**Text segment**:
⟨
Geffckenstraße 23 (Hamburg-Nord, Eppendorf)

1942 Theresienstadt
10. März 1945 verstorben an Haftfolgen

Rosalie Arendt, née Kuznitzki, born March 3, 1869, was deported to Theresienstadt on July 19, 1942, died in Switzerland in 1945.

Geffckenstraße 23

Rosalie Kuznitzki, also called Rosa, hailed from Nikolai, now Mikolow, in Upper Silesia. She was married to Siegfried (Simon) Arendt who was born on December 24, 1871. The date of their marriage is not known, but their daughter Edith was born in 1900, and their son Edgar was born in 1902. At the time the family lived in the Heinrich Barth-Straβe.

On August 1915 the Arendts became members of the Hamburg Jewish Community. In those days they already owned a fashion house at Neuer Wall 35. One can recognize, because of their steadily rising taxation, as recorded in the official tax records, that they acquired a substantial fortune after starting out in modest circumstances. In addition to the business at Neuer Wall, they later acquired the building at Geffckenstraße 23 as their home. Together they put both of their major energies into the expansion of the fashion house. Their grandson Frank remembered his grandmother as a strict, self-disciplined woman who, along with her husband, untiringly managed the fashion house with a firm hand. Success depended on that. Their employees respected the energetic, small-sized, boss, even though they did not always like ("love” in the original) her. Grandfather Simon was responsible for the external publicity, advertising, and the collaboration with fashion designers of the Haute Couture. He used to travel by air and train to Paris, in order to inform himself of the latest fashions and to make contracts while his wife ran the business in Hamburg.

In 1938, as Rosalie and Siegfried were forced to sell the business under the governmental demand to Aryanize it, "Arendt” became "Horn,” and eventually became "Unger” many years after the war.

And, at the home of the grandparents things were done in a strict manner. Frequently the children and grandchildren came to Sunday dinner at the house in the Geffckenstraße, not too far from the Hagedornstraße, and later from Rehagen (later renamed Gustav-Leo-Straße) where they lived. The dinner was served in the magnificent dining room, in which valuable paintings hung below the ceiling from gold-covered cords hooked to a decorative molding strip. Grandmother Rosa insisted that both grandsons greet her with a formal bow ("Diener”). And, to train them in good manners, they also learned to kiss the hand of the grandmother.

In the afternoon they had to listen quietly in the music room to old-fashioned phonograph recordings, mostly from Beethoven and Brahms.

But the boys were also permitted to go into the garden with white gravel paths bordered by boxwood hedges. Rosa and "Grandfather Opi” had a big orchard of apple and pear trees as well as gooseberry and currant bushes. "We boys were prohibited from picking and snacking on any of the fruits. We were told that they were unripe and would cause us indigestion. Grandson Frank remembered that he was permitted to go to grandfather’s library upstairs and leaf through his large collection of "Simplicissimus” magazines. [Simplicissimus was a satirical German weekly magazine started by Albert Langen in April 1896 and published through 1967, with a hiatus from 1944-1954.]

After we sent an actual photo of the house in the Geffckenstraße to Frank, new childhood memories were raised, this time about the steeply downward sloped garage driveway.
⟩
**Data records**:
⟨
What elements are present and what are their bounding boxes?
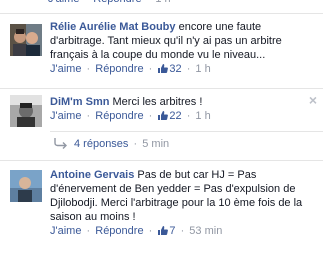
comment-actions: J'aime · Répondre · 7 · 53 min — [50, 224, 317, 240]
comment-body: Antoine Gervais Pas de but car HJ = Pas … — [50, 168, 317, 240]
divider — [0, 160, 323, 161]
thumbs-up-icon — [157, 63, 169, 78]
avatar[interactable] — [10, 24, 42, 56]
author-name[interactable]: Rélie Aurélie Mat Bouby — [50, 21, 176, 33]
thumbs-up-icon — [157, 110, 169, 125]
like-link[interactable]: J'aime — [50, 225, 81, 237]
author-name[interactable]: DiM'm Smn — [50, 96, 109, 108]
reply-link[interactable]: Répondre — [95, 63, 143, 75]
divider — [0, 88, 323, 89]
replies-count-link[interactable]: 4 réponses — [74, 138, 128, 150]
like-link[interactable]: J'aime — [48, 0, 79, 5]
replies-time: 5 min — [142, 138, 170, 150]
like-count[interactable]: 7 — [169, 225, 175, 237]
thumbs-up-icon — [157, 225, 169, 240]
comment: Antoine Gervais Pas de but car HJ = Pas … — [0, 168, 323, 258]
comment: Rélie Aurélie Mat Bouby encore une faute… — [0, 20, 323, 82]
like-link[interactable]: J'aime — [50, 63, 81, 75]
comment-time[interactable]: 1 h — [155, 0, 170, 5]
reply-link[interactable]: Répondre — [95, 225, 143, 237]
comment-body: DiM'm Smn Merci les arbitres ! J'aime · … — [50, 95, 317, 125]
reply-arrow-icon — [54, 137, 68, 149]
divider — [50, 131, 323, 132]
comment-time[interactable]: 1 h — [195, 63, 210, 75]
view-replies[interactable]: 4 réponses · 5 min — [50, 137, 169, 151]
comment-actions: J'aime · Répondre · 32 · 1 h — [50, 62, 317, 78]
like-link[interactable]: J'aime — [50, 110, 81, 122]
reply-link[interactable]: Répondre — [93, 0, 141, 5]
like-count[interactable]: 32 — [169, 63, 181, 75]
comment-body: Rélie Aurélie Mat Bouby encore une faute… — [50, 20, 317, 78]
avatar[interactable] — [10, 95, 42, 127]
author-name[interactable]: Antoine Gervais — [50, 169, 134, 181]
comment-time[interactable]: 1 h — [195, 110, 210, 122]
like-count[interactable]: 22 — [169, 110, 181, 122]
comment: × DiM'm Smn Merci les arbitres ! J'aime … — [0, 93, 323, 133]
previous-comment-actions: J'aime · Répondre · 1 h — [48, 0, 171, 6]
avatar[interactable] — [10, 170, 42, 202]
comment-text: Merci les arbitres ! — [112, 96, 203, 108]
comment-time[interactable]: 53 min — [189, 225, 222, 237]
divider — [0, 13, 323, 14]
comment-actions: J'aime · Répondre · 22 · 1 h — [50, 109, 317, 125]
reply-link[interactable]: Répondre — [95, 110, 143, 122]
⟩
**Directions for this task**:
Reproduce everything in the Rosalie Arendt text from "1942 Theresienstadt" down to "Switzerland in 1945.", swapping "Theresienstadt" for "Terezín". The items come from a separate source.

**Result**:
1942 Terezín
10. März 1945 verstorben an Haftfolgen

Rosalie Arendt, née Kuznitzki, born March 3, 1869, was deported to Terezín on July 19, 1942, died in Switzerland in 1945.